▶ **TRECHO DO TEXTO**:
○ ○ ○ ○

O ex-presidente Jair Bolsonaro acertou com o advogado Frederick Wassef uma linha de defesa mais “generalizada” que seria adotada para se defender publicamente – e sem muitos detalhes – das acusações de desvio das joias sauditas. O objetivo era deixar um caminho aberto que possibilitasse ao ex-presidente "mudar de estratégia a qualquer momento".

É o que revela o conteúdo das mensagens e áudios nas mãos da Polícia Federal que subsidiaram as investigações que resultaram no indiciamento do ex-presidente por peculato, associação criminosa e lavagem de dinheiro.

O documento foi tornado público na segunda-feira (8), por decisão do ministro Alexandre de Moraes, do Supremo Tribunal Federal (STF).

“Presidente, a nota como está, ela não nos engessa pra nada. Tem abertura pra gente falar de qualquer pauta, mudar de estratégia a qualquer momento porque é uma nota geral, generalizada sem especificar com detalhe”, disse Wassef a Bolsonaro, em uma mensagem de áudio enviada no dia 7 de março, quatro dias após o jornal O Estado de S.Paulo revelar o caso.

“Porque se a gente der muito detalhe se amarra, se prende àquilo. Então, tem que ser exatamente nesse molde, bem por cima, deixando claro a seguinte mensagem ao povo: Não há ilegalidade! Não fizemos nada errado! O presidente agiu dentro da lei! E estão distorcendo! Ponto! Só pra ter uma outra palavra pra tirar o que eles vão fazer de maldade contra você”, prosseguiu o advogado.

Wassef ainda pede para ser creditado na nota como “advogado do presidente Jair Bolsonaro”.

Conforme revelou a investigação, o próprio advogado se envolveu no esquema de desvio de artigos do patrimônio brasileiro, ao comprar o relógio Rolex – presenteado pelo governo saudita – vendido ilegalmente nos Estados Unidos pelo ex-ajudante de ordens de Bolsonaro na Presidência, Mauro Cid.

Por conta da participação nesse episódio, Wassef foi indiciado pela Polícia Federal por associação criminosa e lavagem de dinheiro.

Após Bolsonaro pedir ajustes no texto, Wassef encaminhou ao ex-presidente o texto com a manifestação que seria divulgada à imprensa. “Veja agora e aprove”, escreveu o advogado no WhatsApp, pedindo que Bolsonaro desse aval ao teor do texto.

A PF identificou logo depois uma ligação de Bolsonaro para o advogado, cujo conteúdo não foi revelado. Para a corporação, a troca de mensagens e a ligação revelam que os investigados “ocultaram, de forma deliberada, que Jair Bolsonaro tinha levado as joias ao exterior para alienação”.

A nota de Wassef, divulgada com o endosso de Bolsonaro, dizia que o ex-presidente agiu “dentro da lei” e “declarou oficialmente os bens de caráter personalíssimo recebidos em viagens, não existindo qualquer irregularidade em suas condutas”. Ainda segundo a nota, Bolsonaro era alvo de “verdadeira perseguição política”, uma tese que a defesa tenta emplacar até hoje.

○ ○ ○ ○

▶ **REGISTROS FORNECIDOS**:
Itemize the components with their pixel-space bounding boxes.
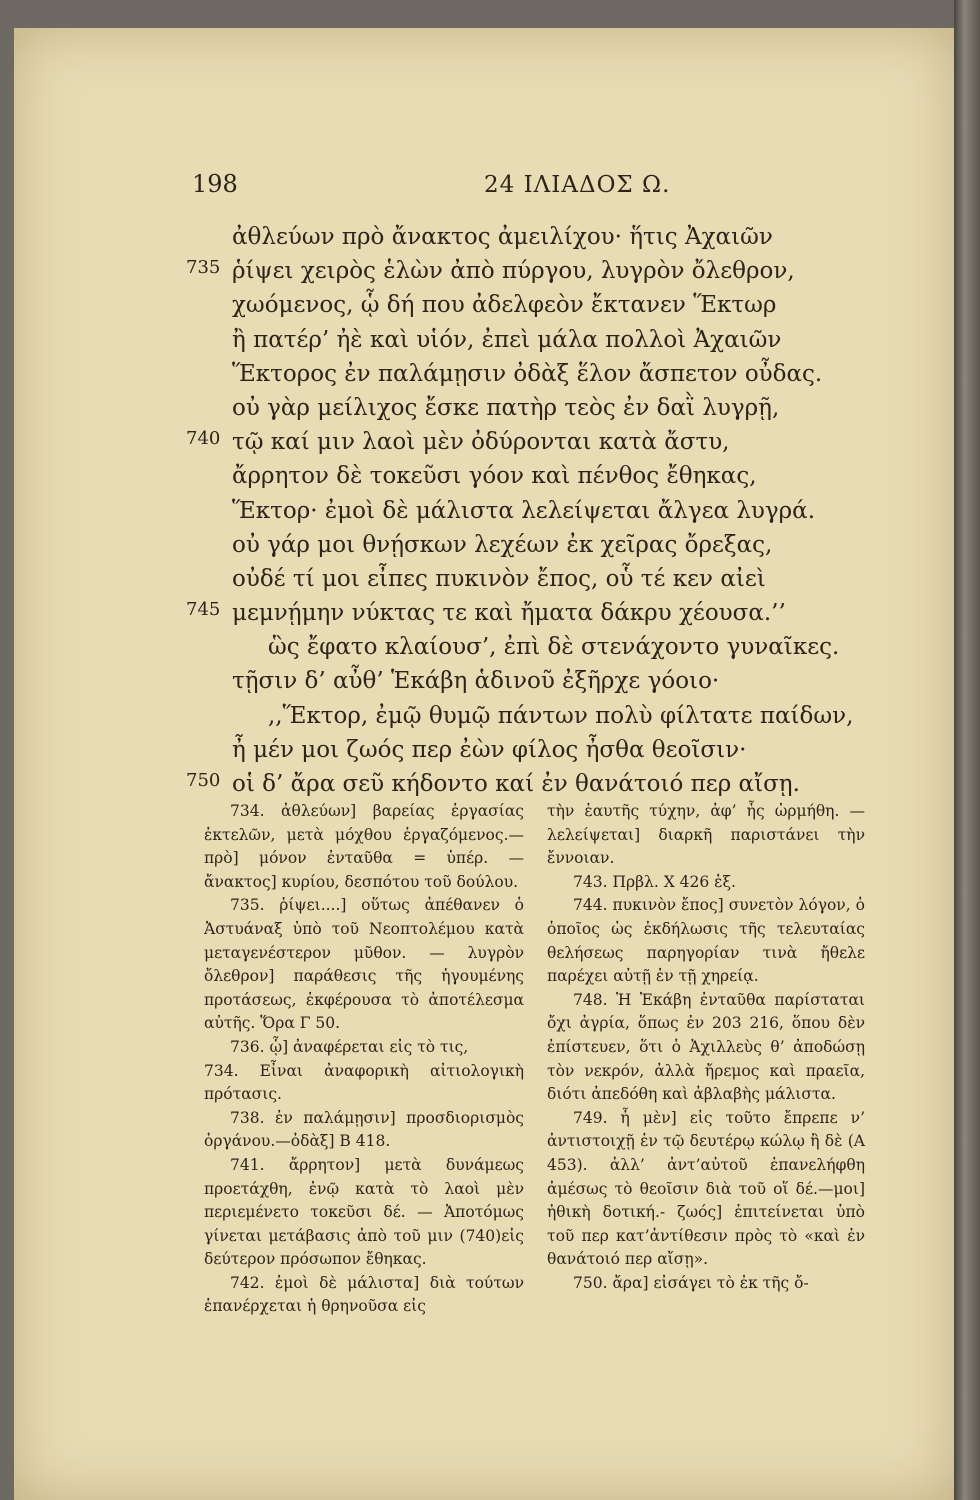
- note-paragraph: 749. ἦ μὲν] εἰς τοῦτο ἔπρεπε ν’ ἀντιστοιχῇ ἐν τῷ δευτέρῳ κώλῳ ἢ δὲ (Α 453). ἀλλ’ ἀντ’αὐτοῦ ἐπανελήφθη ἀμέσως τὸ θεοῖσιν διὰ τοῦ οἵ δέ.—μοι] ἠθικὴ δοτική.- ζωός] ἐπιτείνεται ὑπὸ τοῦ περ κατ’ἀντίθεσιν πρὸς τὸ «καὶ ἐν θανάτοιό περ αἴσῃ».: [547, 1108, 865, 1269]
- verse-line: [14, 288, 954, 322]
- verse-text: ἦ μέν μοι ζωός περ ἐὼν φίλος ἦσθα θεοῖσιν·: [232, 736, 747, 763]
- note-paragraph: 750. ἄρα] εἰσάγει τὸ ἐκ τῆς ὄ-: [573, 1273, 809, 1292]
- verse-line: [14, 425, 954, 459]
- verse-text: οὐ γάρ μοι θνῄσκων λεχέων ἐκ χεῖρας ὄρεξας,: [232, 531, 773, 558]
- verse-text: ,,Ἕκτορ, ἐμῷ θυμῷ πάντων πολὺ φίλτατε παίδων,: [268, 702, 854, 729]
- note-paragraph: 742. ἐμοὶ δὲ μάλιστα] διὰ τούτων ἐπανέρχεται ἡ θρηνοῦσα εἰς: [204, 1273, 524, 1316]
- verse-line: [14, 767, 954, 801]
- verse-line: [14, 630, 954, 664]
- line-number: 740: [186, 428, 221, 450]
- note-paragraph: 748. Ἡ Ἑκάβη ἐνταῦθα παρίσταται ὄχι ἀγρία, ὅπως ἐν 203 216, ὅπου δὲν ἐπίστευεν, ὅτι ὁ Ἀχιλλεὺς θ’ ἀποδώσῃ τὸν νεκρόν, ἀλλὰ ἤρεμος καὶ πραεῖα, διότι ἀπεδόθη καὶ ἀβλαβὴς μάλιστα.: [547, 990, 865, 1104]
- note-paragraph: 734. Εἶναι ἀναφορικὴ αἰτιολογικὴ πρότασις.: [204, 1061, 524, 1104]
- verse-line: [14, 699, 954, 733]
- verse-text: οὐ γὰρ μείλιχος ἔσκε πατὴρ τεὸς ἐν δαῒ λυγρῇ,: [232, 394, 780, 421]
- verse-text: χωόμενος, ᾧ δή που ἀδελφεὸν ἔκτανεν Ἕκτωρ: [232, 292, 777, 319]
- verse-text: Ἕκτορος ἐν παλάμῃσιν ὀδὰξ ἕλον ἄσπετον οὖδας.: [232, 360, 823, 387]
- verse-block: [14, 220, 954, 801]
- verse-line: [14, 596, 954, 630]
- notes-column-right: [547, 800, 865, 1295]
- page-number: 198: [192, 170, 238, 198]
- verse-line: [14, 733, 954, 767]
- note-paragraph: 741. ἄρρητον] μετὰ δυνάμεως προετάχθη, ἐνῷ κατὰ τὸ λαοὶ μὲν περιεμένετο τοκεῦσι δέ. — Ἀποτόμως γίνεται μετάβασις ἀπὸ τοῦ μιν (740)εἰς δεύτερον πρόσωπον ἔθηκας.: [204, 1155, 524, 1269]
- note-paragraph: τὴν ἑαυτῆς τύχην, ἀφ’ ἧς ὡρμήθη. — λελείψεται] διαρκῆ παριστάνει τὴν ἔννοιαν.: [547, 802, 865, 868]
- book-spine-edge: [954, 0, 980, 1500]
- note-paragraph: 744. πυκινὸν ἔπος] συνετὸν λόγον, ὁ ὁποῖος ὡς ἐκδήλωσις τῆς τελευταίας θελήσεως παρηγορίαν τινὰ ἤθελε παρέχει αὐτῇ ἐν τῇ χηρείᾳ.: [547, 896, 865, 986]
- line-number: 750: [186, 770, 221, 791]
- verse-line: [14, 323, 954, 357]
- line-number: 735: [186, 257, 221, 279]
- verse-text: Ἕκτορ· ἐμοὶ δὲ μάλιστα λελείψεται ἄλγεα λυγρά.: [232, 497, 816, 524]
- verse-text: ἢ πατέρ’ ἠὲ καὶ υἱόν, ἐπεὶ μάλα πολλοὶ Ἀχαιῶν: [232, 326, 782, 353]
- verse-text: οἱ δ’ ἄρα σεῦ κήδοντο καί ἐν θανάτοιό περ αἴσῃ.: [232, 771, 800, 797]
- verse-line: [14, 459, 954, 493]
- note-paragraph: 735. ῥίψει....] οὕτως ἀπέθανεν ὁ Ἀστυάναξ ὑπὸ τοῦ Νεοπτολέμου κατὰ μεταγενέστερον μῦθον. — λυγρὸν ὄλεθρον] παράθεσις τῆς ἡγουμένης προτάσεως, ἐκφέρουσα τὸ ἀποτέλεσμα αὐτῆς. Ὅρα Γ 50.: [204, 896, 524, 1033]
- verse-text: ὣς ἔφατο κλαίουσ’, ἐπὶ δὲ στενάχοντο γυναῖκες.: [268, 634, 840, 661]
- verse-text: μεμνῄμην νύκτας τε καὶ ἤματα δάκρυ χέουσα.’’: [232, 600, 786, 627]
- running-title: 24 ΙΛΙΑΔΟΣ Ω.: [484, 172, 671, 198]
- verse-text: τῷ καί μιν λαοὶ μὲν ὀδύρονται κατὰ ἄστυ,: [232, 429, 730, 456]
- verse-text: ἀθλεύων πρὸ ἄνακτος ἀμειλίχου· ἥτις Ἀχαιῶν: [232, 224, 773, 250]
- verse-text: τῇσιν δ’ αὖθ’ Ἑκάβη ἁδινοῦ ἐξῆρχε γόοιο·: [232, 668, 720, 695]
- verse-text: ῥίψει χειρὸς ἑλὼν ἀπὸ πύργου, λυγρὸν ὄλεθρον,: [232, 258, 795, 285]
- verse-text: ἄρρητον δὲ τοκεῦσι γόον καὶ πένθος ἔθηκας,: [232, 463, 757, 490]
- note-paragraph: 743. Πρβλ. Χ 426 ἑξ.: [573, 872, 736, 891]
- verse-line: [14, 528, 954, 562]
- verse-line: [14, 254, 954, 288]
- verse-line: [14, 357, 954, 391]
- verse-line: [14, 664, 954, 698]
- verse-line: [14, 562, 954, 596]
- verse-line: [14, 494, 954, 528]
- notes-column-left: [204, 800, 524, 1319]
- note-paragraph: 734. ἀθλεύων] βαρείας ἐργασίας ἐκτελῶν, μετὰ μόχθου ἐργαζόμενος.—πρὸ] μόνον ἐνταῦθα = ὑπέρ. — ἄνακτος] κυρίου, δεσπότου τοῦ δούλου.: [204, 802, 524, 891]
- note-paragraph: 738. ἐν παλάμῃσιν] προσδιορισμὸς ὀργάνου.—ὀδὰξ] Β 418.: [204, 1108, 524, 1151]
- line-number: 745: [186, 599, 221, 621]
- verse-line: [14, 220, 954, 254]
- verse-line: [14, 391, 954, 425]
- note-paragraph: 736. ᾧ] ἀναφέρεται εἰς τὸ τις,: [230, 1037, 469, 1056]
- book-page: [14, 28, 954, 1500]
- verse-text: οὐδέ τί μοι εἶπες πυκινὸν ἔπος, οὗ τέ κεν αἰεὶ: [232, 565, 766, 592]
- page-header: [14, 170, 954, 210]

○ ○ ○ ○

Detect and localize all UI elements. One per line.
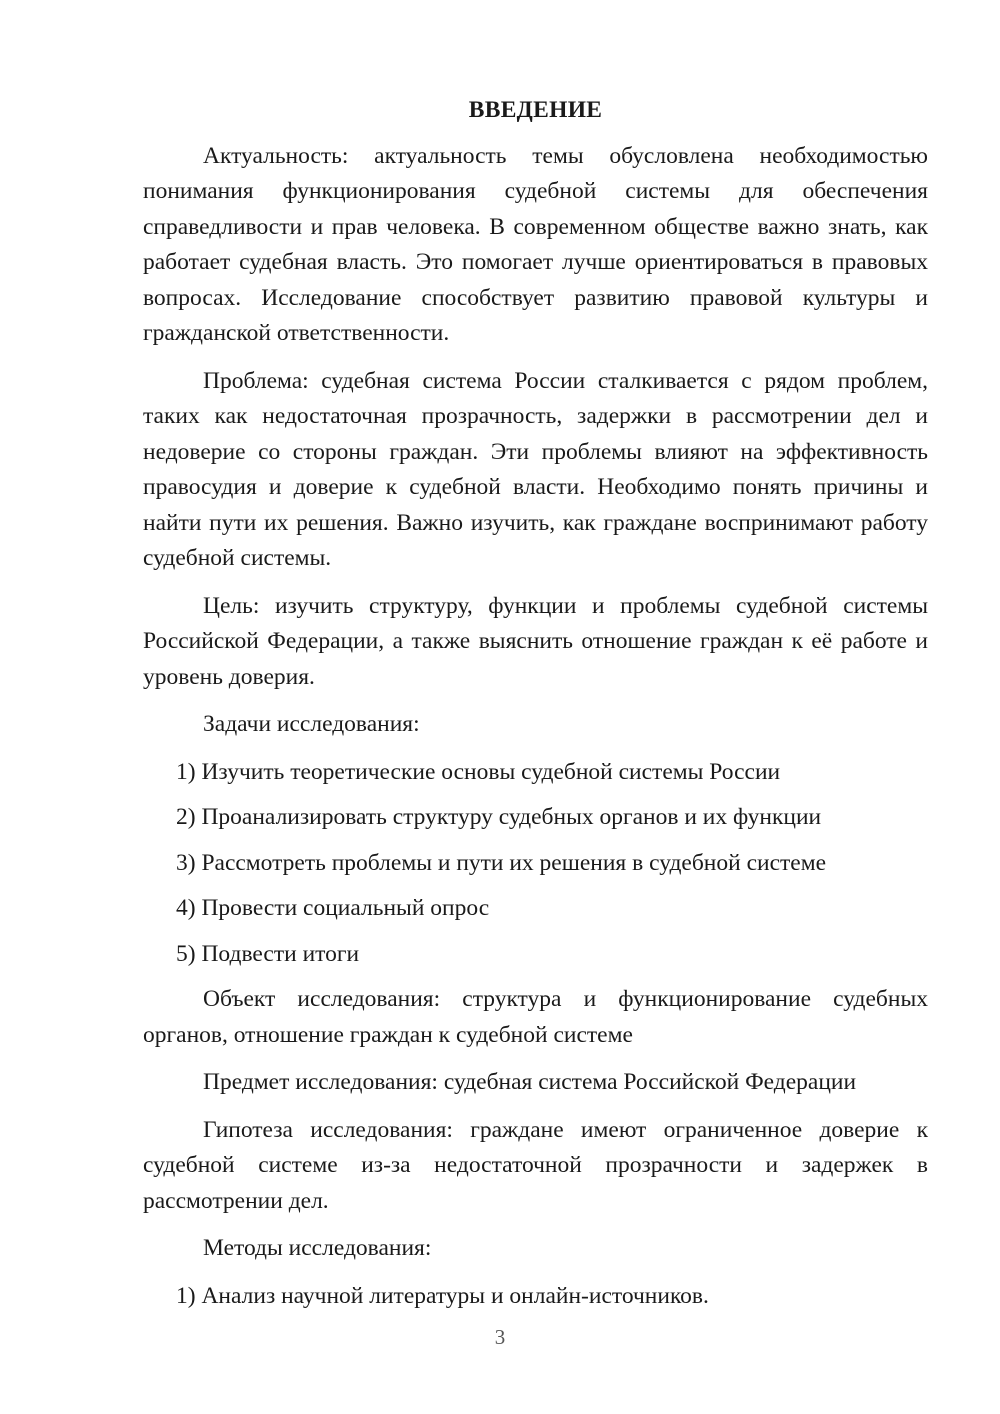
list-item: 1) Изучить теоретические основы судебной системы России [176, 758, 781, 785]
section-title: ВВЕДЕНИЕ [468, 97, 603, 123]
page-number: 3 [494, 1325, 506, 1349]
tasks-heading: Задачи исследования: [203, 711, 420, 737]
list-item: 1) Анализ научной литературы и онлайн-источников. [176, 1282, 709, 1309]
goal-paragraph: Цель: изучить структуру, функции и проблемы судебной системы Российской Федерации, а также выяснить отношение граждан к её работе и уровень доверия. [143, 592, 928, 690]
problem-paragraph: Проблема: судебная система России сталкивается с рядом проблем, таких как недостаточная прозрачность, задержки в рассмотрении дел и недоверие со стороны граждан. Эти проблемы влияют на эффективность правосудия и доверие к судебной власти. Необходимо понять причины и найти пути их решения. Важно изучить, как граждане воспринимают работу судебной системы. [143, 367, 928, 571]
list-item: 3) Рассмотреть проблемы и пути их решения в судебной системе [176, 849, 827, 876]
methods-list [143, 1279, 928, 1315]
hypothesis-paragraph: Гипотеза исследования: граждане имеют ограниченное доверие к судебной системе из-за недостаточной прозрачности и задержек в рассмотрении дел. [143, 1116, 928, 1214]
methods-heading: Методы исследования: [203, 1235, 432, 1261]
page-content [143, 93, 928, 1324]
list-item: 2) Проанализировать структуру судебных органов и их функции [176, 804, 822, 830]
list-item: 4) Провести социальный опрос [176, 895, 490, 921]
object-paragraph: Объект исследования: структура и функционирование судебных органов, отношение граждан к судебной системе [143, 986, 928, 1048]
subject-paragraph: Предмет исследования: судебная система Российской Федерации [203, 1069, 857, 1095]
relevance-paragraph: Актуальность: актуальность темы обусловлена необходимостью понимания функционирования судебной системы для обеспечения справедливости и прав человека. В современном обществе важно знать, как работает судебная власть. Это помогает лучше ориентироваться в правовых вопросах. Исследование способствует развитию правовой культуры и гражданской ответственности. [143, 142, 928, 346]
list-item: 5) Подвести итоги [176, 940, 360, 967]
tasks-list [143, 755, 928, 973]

○ ○ ○ ○

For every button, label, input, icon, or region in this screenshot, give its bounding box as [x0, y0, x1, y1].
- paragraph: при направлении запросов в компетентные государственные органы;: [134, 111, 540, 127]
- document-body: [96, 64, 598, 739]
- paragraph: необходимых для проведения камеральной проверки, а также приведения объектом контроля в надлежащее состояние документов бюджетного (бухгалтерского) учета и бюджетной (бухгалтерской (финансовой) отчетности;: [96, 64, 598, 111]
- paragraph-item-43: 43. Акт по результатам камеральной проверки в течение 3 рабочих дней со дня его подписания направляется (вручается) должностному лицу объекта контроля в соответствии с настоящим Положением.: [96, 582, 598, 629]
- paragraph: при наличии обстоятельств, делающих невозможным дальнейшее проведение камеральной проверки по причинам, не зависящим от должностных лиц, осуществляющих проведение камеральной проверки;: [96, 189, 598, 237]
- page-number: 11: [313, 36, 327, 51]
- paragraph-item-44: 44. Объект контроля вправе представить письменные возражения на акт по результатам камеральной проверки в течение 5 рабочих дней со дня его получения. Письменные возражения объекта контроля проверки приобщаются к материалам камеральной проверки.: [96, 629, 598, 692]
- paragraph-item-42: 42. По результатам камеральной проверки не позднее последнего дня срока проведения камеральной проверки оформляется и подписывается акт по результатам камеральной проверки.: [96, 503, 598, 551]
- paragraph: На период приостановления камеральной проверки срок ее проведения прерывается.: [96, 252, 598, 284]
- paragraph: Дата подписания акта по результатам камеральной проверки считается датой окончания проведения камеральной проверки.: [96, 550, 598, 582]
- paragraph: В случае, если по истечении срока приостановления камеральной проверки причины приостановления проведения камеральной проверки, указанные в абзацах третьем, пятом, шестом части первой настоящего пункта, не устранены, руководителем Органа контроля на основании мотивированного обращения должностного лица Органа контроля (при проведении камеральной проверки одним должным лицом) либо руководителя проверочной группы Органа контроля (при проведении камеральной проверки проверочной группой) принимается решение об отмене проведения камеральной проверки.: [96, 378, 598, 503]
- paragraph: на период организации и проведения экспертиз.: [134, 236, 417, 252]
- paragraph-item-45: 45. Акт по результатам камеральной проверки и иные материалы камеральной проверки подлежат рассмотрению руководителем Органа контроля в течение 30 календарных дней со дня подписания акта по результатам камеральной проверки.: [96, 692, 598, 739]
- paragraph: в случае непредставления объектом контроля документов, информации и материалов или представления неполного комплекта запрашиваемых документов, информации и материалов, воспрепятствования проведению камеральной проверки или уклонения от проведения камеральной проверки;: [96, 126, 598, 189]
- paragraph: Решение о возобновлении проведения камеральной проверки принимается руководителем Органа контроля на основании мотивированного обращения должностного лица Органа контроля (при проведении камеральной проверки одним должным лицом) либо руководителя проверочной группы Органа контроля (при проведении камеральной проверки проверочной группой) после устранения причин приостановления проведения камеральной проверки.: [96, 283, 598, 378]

○ ○ ○ ○

▶ **INSTRUÇÃO ESCRITA**: Copie da reportagem sobre as joias sauditas o trecho que começa em "Após Bolsonaro pedir" e vai até "emplacar até hoje.", incluindo essas últimas palavras. Os registros não têm nenhuma ligação com a reportagem sobre as joias sauditas.

▶ **RESPOSTA**:
Após Bolsonaro pedir ajustes no texto, Wassef encaminhou ao ex-presidente o texto com a manifestação que seria divulgada à imprensa. “Veja agora e aprove”, escreveu o advogado no WhatsApp, pedindo que Bolsonaro desse aval ao teor do texto.

A PF identificou logo depois uma ligação de Bolsonaro para o advogado, cujo conteúdo não foi revelado. Para a corporação, a troca de mensagens e a ligação revelam que os investigados “ocultaram, de forma deliberada, que Jair Bolsonaro tinha levado as joias ao exterior para alienação”.

A nota de Wassef, divulgada com o endosso de Bolsonaro, dizia que o ex-presidente agiu “dentro da lei” e “declarou oficialmente os bens de caráter personalíssimo recebidos em viagens, não existindo qualquer irregularidade em suas condutas”. Ainda segundo a nota, Bolsonaro era alvo de “verdadeira perseguição política”, uma tese que a defesa tenta emplacar até hoje.